Spot every line with the word "JSON" and return it.

EXERCISE MATERIAL
★ ★ ★ ★ ★ ★ ★
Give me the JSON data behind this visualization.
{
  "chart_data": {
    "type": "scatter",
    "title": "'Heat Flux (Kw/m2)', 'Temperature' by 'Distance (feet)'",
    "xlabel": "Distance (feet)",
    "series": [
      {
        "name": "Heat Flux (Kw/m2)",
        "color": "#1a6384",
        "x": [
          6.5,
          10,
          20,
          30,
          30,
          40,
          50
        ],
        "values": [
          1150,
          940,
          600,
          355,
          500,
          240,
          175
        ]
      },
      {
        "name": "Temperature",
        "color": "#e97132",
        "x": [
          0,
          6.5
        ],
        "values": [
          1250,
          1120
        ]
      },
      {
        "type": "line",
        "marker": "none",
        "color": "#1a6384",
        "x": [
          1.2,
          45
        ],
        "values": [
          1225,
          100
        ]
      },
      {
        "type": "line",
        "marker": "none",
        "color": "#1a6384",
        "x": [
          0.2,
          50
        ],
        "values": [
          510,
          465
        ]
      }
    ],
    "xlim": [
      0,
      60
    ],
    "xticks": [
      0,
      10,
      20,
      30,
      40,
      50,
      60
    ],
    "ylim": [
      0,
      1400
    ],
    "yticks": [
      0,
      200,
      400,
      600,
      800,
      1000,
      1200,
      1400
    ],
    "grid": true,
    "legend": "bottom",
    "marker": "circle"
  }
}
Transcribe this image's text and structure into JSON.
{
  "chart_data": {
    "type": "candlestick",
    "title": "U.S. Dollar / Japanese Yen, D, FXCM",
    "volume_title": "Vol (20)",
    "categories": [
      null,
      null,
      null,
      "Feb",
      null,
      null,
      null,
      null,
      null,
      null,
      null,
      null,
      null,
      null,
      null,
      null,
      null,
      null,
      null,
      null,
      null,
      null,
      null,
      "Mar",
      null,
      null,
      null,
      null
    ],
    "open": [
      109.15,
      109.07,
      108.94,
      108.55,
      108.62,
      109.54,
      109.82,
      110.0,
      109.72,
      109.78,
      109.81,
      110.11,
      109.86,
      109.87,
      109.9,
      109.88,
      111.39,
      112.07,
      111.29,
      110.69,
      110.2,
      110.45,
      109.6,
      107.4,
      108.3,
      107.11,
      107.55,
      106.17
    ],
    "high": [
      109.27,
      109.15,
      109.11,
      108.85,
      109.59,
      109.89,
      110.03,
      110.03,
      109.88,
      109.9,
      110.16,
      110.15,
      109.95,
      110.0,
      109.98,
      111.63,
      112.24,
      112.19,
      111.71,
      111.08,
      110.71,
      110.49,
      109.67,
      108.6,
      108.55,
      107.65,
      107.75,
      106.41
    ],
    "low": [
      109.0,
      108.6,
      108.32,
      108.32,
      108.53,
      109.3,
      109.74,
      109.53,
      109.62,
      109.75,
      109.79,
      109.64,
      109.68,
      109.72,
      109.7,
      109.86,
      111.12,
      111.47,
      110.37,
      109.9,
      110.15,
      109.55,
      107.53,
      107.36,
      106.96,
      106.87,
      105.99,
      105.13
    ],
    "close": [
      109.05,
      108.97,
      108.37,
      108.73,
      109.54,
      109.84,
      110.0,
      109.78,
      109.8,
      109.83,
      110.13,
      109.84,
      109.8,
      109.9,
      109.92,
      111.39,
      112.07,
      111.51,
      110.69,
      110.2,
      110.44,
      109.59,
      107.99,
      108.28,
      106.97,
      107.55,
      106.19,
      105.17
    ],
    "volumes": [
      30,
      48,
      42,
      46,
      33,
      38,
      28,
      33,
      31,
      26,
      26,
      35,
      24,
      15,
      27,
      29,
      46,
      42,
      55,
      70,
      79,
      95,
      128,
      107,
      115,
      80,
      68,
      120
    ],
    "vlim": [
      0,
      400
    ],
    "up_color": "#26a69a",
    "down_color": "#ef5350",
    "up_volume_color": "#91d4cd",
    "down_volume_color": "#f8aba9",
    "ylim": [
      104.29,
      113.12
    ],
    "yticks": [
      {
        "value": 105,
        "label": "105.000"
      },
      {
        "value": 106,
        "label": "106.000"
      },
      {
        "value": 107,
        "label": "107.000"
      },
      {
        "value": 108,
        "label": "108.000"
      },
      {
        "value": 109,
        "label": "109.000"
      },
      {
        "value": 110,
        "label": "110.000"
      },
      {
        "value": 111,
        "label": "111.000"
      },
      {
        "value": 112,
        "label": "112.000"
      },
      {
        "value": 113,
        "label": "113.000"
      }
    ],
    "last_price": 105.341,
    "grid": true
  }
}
★ ★ ★ ★ ★ ★ ★
TASK RESULT
Give me the JSON data behind this visualization.
Transcribe this image's text and structure into JSON.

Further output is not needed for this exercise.